■ WHAT IS BEING ASKED ■
Report the number of lines that include "color", with no additional text.
--- START ---
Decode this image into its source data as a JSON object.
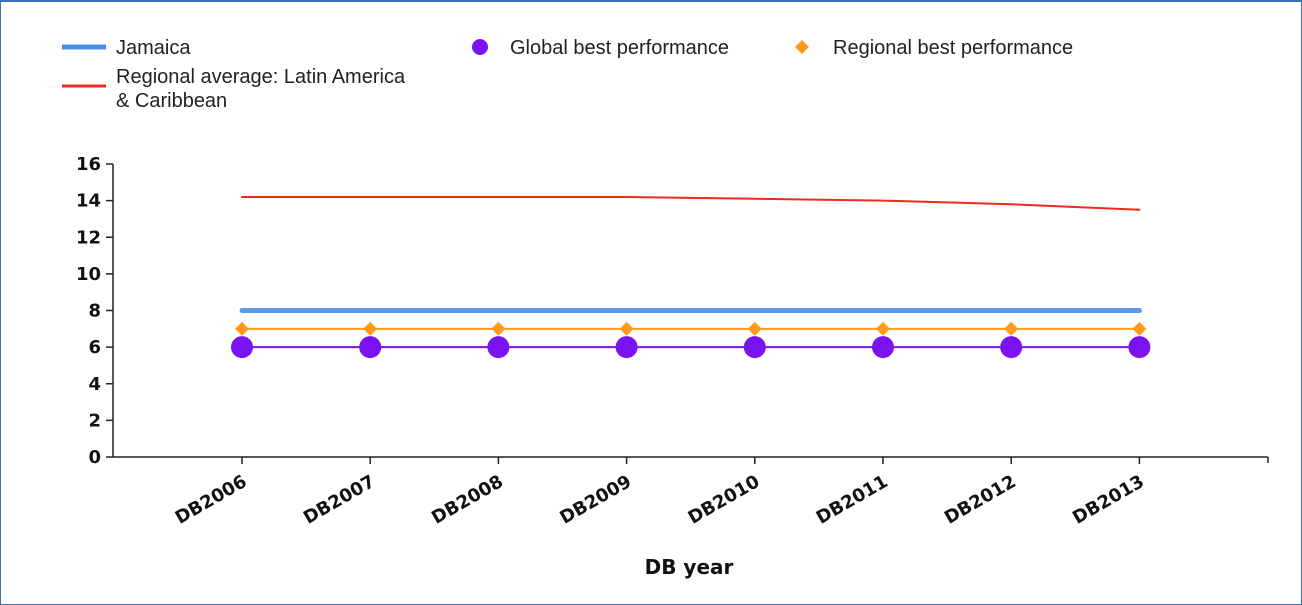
{
  "chart_data": {
    "type": "line",
    "title": "",
    "xlabel": "DB year",
    "ylabel": "",
    "ylim": [
      0,
      16
    ],
    "yticks": [
      0,
      2,
      4,
      6,
      8,
      10,
      12,
      14,
      16
    ],
    "categories": [
      "DB2006",
      "DB2007",
      "DB2008",
      "DB2009",
      "DB2010",
      "DB2011",
      "DB2012",
      "DB2013"
    ],
    "grid": false,
    "legend_position": "top",
    "series": [
      {
        "name": "Jamaica",
        "color": "#4a8ee8",
        "marker": "none",
        "values": [
          8,
          8,
          8,
          8,
          8,
          8,
          8,
          8
        ]
      },
      {
        "name": "Regional average: Latin America & Caribbean",
        "name_lines": [
          "Regional average: Latin America",
          "& Caribbean"
        ],
        "color": "#ee2a1a",
        "marker": "none",
        "values": [
          14.2,
          14.2,
          14.2,
          14.2,
          14.1,
          14.0,
          13.8,
          13.5
        ]
      },
      {
        "name": "Global best performance",
        "color": "#7a12f2",
        "marker": "circle",
        "values": [
          6,
          6,
          6,
          6,
          6,
          6,
          6,
          6
        ]
      },
      {
        "name": "Regional best performance",
        "color": "#ff9a1a",
        "marker": "diamond",
        "values": [
          7,
          7,
          7,
          7,
          7,
          7,
          7,
          7
        ]
      }
    ]
  }
}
--- END ---
■ WORKED ANSWER ■
4